Problem statement: Quote all entries in full, exactly.

Task data:
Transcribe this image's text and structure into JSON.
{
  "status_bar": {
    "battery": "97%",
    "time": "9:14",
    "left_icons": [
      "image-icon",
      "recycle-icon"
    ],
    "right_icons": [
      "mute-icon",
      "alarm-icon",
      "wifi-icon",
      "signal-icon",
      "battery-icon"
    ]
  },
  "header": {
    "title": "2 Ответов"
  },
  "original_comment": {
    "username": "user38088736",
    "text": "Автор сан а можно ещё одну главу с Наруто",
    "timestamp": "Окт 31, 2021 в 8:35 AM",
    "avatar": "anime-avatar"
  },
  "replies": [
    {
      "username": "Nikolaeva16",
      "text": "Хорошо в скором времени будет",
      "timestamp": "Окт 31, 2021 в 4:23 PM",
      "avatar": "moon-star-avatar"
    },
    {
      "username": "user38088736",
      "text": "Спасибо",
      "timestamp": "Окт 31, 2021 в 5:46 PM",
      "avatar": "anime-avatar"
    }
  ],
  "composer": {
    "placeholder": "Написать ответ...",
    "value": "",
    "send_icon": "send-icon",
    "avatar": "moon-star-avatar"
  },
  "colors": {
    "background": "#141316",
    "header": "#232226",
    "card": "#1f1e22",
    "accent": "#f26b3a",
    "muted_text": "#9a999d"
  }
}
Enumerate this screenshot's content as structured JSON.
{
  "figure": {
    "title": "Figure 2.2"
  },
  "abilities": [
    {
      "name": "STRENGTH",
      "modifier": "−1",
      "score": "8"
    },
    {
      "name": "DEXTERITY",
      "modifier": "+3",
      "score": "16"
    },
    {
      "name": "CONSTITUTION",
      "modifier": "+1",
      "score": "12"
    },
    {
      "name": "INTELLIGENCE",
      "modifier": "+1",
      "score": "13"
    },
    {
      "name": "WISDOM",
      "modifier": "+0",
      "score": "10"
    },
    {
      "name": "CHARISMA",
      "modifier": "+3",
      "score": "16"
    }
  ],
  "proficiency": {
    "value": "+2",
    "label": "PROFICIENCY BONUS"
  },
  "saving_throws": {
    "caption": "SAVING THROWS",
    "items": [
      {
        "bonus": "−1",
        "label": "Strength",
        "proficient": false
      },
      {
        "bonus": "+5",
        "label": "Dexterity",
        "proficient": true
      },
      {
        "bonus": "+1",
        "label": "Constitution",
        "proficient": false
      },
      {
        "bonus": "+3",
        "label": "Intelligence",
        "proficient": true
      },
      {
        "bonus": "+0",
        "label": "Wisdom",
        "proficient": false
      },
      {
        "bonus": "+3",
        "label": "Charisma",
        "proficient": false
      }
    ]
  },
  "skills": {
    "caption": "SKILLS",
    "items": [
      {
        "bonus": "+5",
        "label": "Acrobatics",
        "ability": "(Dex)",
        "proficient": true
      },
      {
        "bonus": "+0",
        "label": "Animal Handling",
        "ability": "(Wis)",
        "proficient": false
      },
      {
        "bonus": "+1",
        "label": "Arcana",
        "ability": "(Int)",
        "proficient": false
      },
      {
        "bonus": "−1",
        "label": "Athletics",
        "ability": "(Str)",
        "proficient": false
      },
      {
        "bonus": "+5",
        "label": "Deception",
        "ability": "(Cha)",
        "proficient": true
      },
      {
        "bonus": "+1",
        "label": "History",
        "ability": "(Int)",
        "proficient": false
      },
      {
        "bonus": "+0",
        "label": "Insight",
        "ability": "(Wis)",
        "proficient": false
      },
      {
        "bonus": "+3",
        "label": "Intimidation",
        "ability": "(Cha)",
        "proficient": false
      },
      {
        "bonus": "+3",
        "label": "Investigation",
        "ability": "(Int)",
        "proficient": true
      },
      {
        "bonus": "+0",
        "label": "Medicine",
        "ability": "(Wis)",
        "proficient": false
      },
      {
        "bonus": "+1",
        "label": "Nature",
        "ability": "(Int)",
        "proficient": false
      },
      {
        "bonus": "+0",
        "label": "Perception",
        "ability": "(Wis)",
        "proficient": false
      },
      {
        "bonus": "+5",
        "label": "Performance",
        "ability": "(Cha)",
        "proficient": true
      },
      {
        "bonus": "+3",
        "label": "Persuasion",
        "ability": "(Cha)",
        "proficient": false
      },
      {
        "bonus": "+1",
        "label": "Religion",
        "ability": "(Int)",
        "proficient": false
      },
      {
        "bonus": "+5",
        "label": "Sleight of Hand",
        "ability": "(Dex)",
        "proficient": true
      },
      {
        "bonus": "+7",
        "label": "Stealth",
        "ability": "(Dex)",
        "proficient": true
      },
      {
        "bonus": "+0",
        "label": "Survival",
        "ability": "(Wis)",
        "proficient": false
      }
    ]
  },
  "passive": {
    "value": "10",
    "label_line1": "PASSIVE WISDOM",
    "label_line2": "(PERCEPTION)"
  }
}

Output for this exercise:
Transcribe this image's text and structure into JSON.
{
  "status_bar": {
    "battery": "97%",
    "time": "9:14",
    "left_icons": [
      "image-icon",
      "recycle-icon"
    ],
    "right_icons": [
      "mute-icon",
      "alarm-icon",
      "wifi-icon",
      "signal-icon",
      "battery-icon"
    ]
  },
  "header": {
    "title": "2 Ответов"
  },
  "original_comment": {
    "username": "user38088736",
    "text": "Автор сан а можно ещё одну главу с Наруто",
    "timestamp": "Окт 31, 2021 в 8:35 AM",
    "avatar": "anime-avatar"
  },
  "replies": [
    {
      "username": "Nikolaeva16",
      "text": "Хорошо в скором времени будет",
      "timestamp": "Окт 31, 2021 в 4:23 PM",
      "avatar": "moon-star-avatar"
    },
    {
      "username": "user38088736",
      "text": "Спасибо",
      "timestamp": "Окт 31, 2021 в 5:46 PM",
      "avatar": "anime-avatar"
    }
  ],
  "composer": {
    "placeholder": "Написать ответ...",
    "value": "",
    "send_icon": "send-icon",
    "avatar": "moon-star-avatar"
  },
  "colors": {
    "background": "#141316",
    "header": "#232226",
    "card": "#1f1e22",
    "accent": "#f26b3a",
    "muted_text": "#9a999d"
  }
}
Enumerate this screenshot's content as structured JSON.
{
  "figure": {
    "title": "Figure 2.2"
  },
  "abilities": [
    {
      "name": "STRENGTH",
      "modifier": "−1",
      "score": "8"
    },
    {
      "name": "DEXTERITY",
      "modifier": "+3",
      "score": "16"
    },
    {
      "name": "CONSTITUTION",
      "modifier": "+1",
      "score": "12"
    },
    {
      "name": "INTELLIGENCE",
      "modifier": "+1",
      "score": "13"
    },
    {
      "name": "WISDOM",
      "modifier": "+0",
      "score": "10"
    },
    {
      "name": "CHARISMA",
      "modifier": "+3",
      "score": "16"
    }
  ],
  "proficiency": {
    "value": "+2",
    "label": "PROFICIENCY BONUS"
  },
  "saving_throws": {
    "caption": "SAVING THROWS",
    "items": [
      {
        "bonus": "−1",
        "label": "Strength",
        "proficient": false
      },
      {
        "bonus": "+5",
        "label": "Dexterity",
        "proficient": true
      },
      {
        "bonus": "+1",
        "label": "Constitution",
        "proficient": false
      },
      {
        "bonus": "+3",
        "label": "Intelligence",
        "proficient": true
      },
      {
        "bonus": "+0",
        "label": "Wisdom",
        "proficient": false
      },
      {
        "bonus": "+3",
        "label": "Charisma",
        "proficient": false
      }
    ]
  },
  "skills": {
    "caption": "SKILLS",
    "items": [
      {
        "bonus": "+5",
        "label": "Acrobatics",
        "ability": "(Dex)",
        "proficient": true
      },
      {
        "bonus": "+0",
        "label": "Animal Handling",
        "ability": "(Wis)",
        "proficient": false
      },
      {
        "bonus": "+1",
        "label": "Arcana",
        "ability": "(Int)",
        "proficient": false
      },
      {
        "bonus": "−1",
        "label": "Athletics",
        "ability": "(Str)",
        "proficient": false
      },
      {
        "bonus": "+5",
        "label": "Deception",
        "ability": "(Cha)",
        "proficient": true
      },
      {
        "bonus": "+1",
        "label": "History",
        "ability": "(Int)",
        "proficient": false
      },
      {
        "bonus": "+0",
        "label": "Insight",
        "ability": "(Wis)",
        "proficient": false
      },
      {
        "bonus": "+3",
        "label": "Intimidation",
        "ability": "(Cha)",
        "proficient": false
      },
      {
        "bonus": "+3",
        "label": "Investigation",
        "ability": "(Int)",
        "proficient": true
      },
      {
        "bonus": "+0",
        "label": "Medicine",
        "ability": "(Wis)",
        "proficient": false
      },
      {
        "bonus": "+1",
        "label": "Nature",
        "ability": "(Int)",
        "proficient": false
      },
      {
        "bonus": "+0",
        "label": "Perception",
        "ability": "(Wis)",
        "proficient": false
      },
      {
        "bonus": "+5",
        "label": "Performance",
        "ability": "(Cha)",
        "proficient": true
      },
      {
        "bonus": "+3",
        "label": "Persuasion",
        "ability": "(Cha)",
        "proficient": false
      },
      {
        "bonus": "+1",
        "label": "Religion",
        "ability": "(Int)",
        "proficient": false
      },
      {
        "bonus": "+5",
        "label": "Sleight of Hand",
        "ability": "(Dex)",
        "proficient": true
      },
      {
        "bonus": "+7",
        "label": "Stealth",
        "ability": "(Dex)",
        "proficient": true
      },
      {
        "bonus": "+0",
        "label": "Survival",
        "ability": "(Wis)",
        "proficient": false
      }
    ]
  },
  "passive": {
    "value": "10",
    "label_line1": "PASSIVE WISDOM",
    "label_line2": "(PERCEPTION)"
  }
}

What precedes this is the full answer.